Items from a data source

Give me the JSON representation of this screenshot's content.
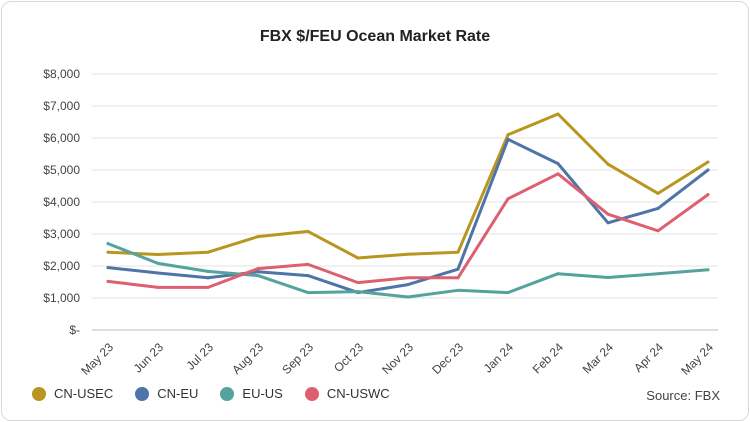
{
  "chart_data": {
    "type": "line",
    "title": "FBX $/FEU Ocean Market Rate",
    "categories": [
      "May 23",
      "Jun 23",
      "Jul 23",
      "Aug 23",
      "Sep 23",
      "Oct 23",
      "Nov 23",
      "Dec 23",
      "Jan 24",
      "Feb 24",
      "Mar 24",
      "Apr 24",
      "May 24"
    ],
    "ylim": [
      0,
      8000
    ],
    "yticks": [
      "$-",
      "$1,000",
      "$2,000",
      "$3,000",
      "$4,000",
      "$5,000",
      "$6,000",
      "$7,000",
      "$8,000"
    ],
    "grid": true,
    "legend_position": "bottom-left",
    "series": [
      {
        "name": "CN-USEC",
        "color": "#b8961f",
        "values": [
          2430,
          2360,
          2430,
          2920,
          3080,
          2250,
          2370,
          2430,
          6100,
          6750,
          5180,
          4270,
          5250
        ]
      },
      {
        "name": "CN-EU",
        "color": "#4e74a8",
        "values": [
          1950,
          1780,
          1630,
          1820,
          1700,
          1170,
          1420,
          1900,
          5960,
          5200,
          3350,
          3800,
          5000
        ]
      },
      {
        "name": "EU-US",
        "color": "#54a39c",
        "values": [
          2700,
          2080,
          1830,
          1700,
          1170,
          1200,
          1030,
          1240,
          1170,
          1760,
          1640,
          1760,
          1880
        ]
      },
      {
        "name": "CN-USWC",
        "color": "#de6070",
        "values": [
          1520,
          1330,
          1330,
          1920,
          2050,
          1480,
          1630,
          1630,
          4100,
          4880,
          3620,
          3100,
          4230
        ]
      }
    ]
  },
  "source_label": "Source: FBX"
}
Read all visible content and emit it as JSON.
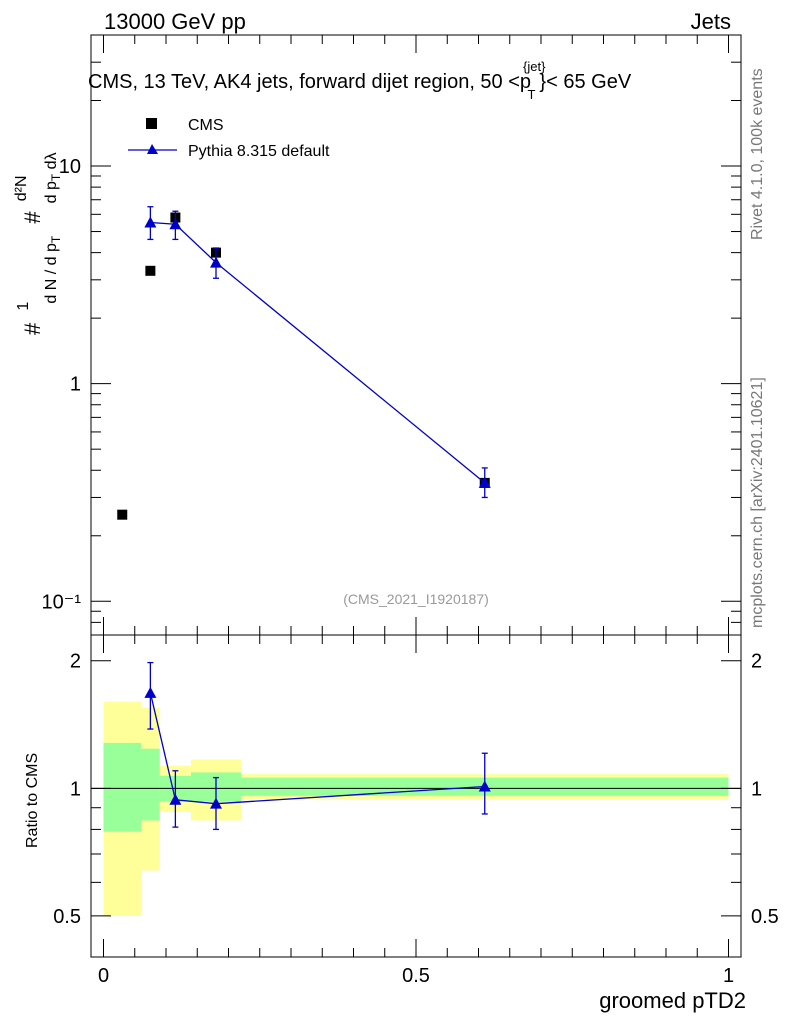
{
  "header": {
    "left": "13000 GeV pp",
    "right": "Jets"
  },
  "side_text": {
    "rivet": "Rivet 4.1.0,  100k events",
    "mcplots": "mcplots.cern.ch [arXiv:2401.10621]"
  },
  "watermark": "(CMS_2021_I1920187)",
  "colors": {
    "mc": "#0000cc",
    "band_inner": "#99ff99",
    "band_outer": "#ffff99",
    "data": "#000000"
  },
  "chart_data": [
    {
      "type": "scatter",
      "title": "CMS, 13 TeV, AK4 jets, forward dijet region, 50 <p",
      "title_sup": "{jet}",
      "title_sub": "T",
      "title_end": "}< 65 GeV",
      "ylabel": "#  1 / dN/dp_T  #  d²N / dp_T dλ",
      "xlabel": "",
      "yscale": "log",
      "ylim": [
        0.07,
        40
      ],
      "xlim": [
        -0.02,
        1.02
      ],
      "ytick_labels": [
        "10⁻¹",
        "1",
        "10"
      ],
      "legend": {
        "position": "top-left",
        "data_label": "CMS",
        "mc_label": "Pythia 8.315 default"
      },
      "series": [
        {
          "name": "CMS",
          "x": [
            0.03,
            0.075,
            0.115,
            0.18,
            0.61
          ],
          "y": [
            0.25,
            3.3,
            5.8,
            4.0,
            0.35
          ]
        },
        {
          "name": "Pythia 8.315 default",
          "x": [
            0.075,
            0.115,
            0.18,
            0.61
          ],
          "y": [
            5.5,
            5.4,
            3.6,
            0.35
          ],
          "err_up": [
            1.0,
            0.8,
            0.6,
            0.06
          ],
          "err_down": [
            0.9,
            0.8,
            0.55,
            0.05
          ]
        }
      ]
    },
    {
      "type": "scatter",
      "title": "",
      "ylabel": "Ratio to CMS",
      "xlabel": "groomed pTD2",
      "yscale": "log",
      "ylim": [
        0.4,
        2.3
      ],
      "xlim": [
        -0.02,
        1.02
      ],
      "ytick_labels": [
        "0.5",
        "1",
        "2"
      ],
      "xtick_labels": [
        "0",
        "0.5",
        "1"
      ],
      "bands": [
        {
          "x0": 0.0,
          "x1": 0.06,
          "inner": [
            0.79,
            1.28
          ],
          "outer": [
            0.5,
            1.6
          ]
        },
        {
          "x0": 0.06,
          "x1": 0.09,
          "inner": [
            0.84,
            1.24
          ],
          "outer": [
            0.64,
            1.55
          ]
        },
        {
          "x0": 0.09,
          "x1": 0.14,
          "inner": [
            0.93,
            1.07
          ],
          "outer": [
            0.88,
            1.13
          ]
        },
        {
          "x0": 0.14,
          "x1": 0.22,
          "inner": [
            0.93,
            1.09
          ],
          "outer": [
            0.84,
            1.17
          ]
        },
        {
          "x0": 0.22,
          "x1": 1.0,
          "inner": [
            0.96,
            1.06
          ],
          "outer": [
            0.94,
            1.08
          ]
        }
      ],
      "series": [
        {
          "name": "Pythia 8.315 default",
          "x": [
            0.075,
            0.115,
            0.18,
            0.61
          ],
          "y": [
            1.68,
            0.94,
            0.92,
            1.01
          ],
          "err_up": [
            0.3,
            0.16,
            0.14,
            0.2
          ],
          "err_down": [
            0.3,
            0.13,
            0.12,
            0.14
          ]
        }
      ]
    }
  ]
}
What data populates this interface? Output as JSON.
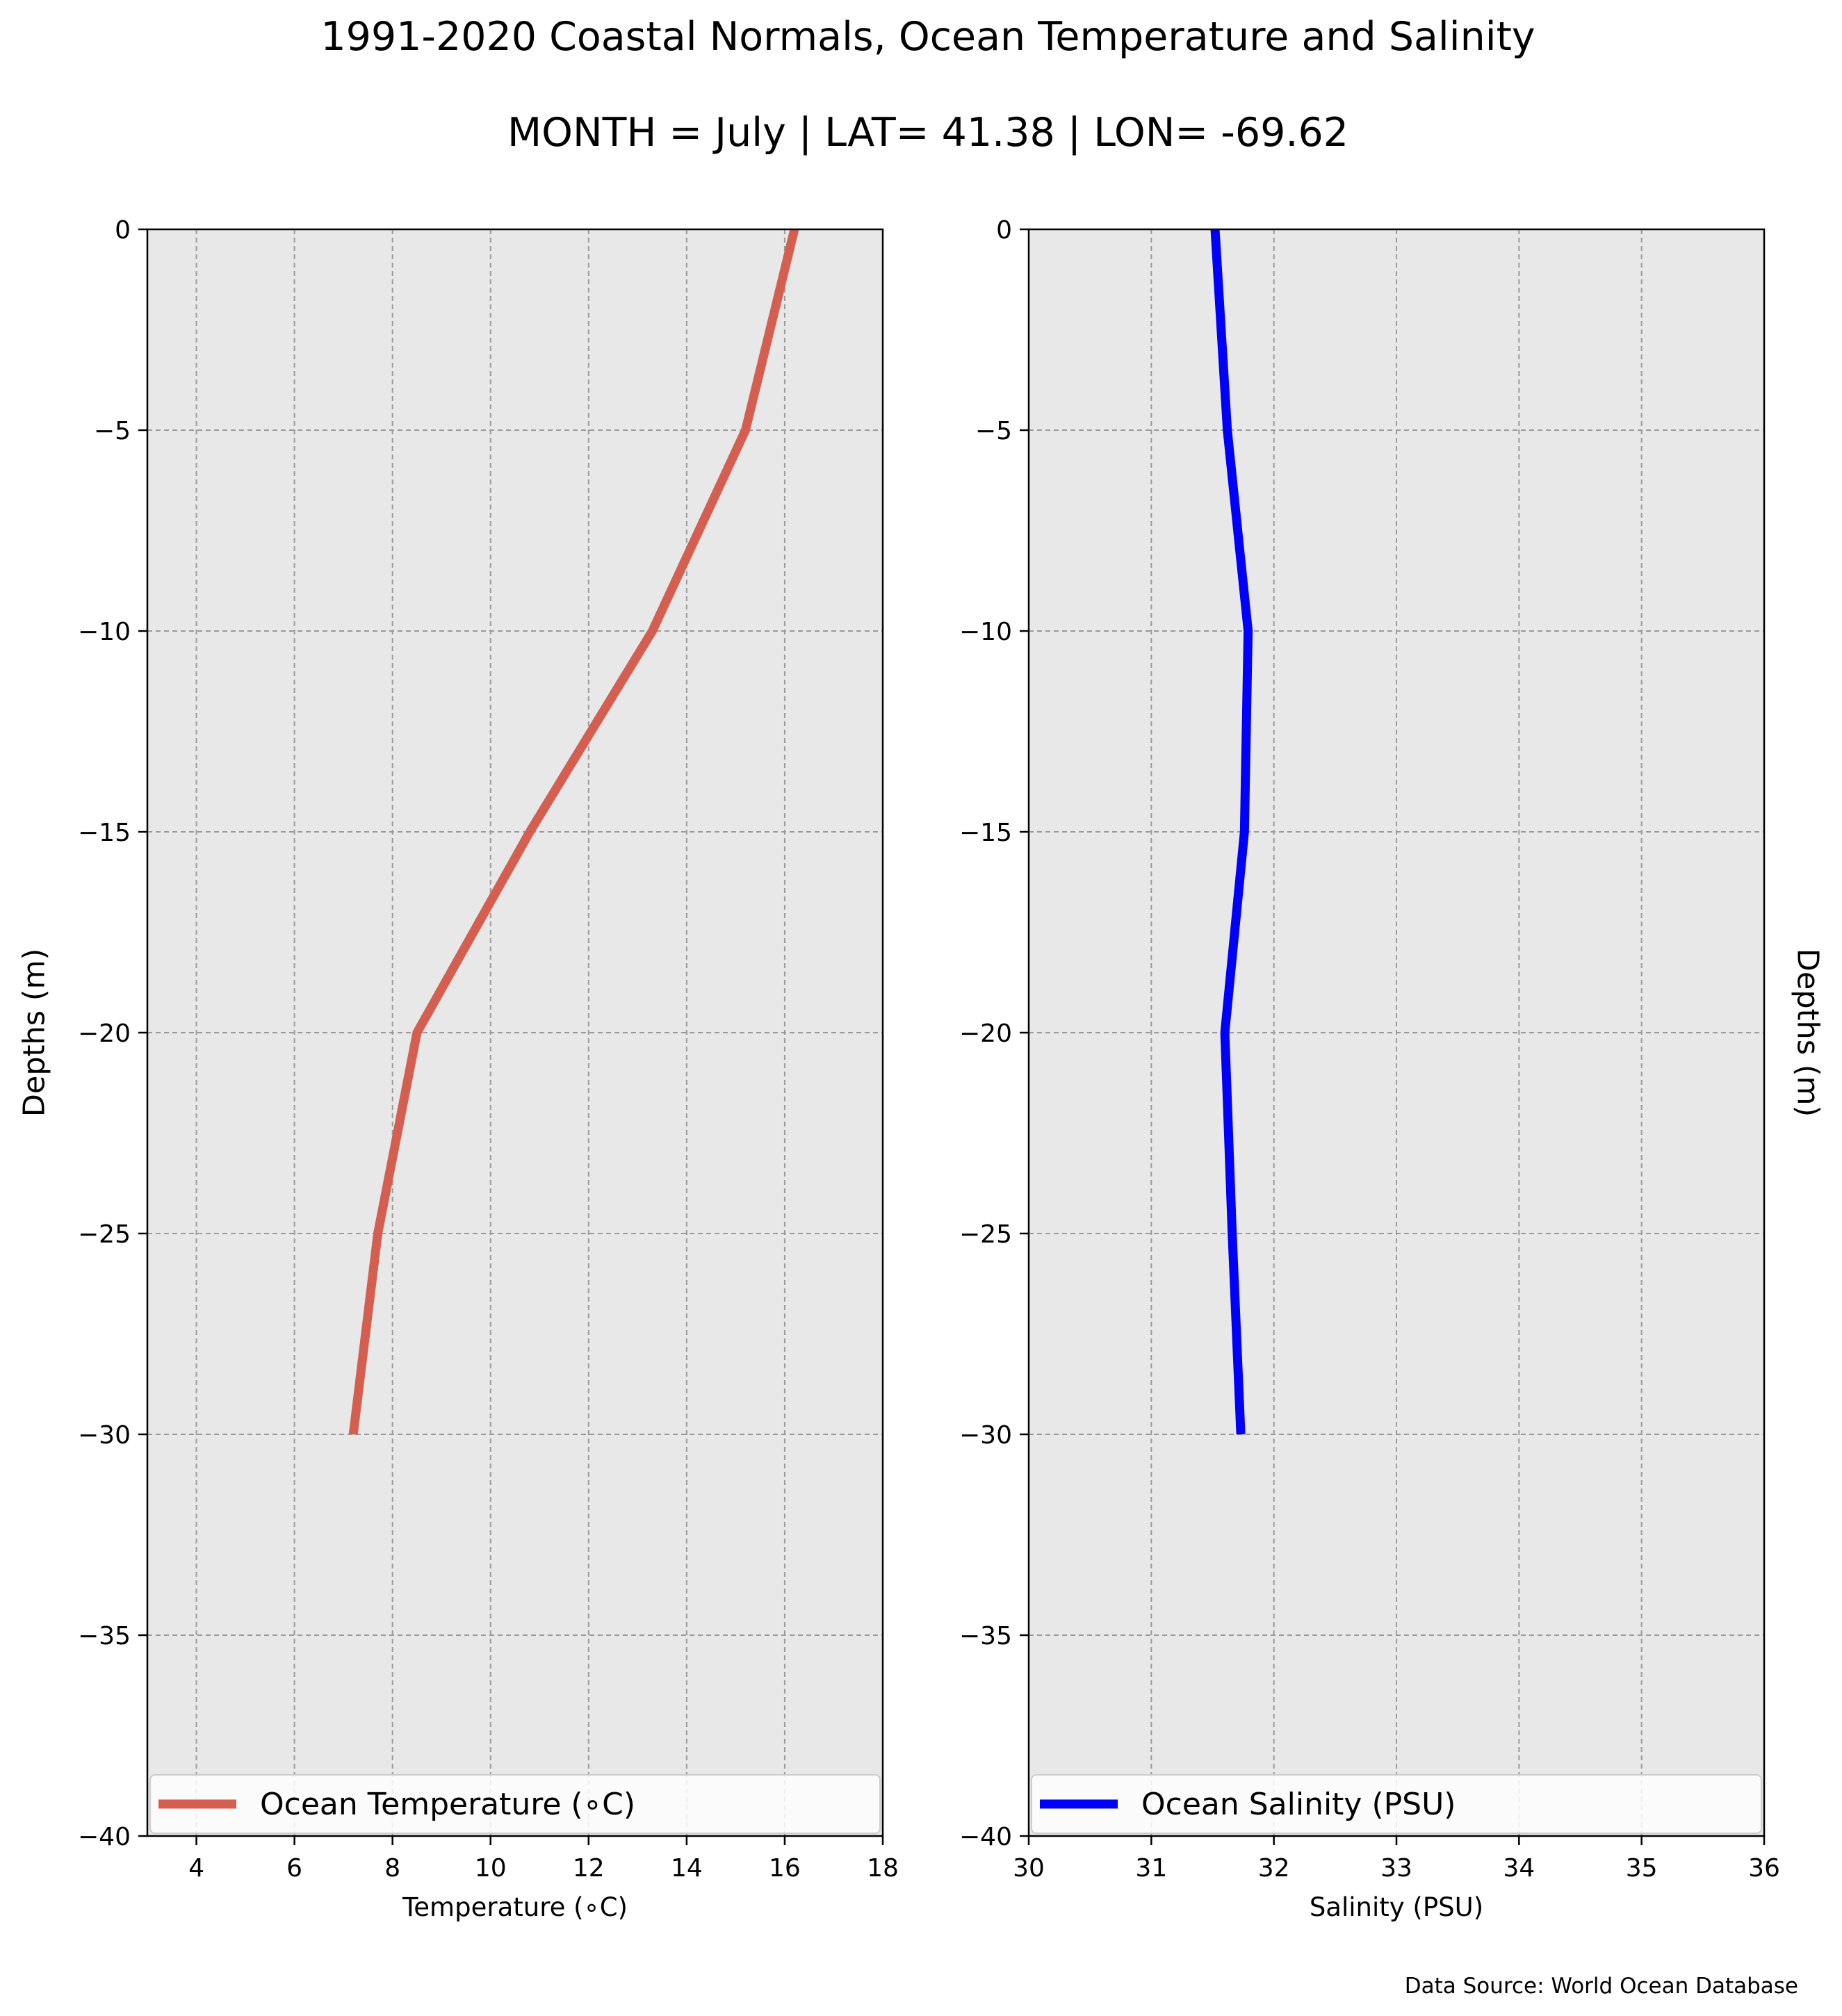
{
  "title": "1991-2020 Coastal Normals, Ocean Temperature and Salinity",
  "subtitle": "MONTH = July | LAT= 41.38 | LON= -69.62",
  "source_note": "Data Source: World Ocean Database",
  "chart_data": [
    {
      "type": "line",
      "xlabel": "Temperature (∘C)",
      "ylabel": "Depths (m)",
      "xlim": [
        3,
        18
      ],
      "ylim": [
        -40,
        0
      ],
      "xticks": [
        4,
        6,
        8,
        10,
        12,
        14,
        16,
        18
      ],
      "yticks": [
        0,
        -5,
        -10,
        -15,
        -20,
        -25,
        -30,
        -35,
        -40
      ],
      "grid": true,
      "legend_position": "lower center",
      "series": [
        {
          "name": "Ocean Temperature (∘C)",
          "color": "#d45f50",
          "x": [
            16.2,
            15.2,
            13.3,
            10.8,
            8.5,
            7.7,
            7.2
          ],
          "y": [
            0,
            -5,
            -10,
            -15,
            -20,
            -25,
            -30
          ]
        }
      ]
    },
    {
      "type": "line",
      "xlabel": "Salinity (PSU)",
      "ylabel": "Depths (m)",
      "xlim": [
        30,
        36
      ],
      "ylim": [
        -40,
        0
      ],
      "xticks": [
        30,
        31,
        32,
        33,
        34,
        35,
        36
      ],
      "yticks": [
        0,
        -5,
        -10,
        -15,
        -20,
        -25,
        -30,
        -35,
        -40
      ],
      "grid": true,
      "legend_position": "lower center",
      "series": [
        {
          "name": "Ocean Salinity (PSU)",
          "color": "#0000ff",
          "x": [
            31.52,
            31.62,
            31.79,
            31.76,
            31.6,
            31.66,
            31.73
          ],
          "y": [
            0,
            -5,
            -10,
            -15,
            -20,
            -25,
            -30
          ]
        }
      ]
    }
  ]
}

▸ WHAT NEEDS TO BE DONE
Gather each line of the listing that holds the string "name".

▸ FULL ANSWER
        "name": "CN-USEC",
        "name": "CN-EU",
        "name": "EU-US",
        "name": "CN-USWC",
          "name": "CMS",
          "name": "Pythia 8.315 default",
          "name": "Pythia 8.315 default",
          "name": "Ocean Temperature (∘C)",
          "name": "Ocean Salinity (PSU)",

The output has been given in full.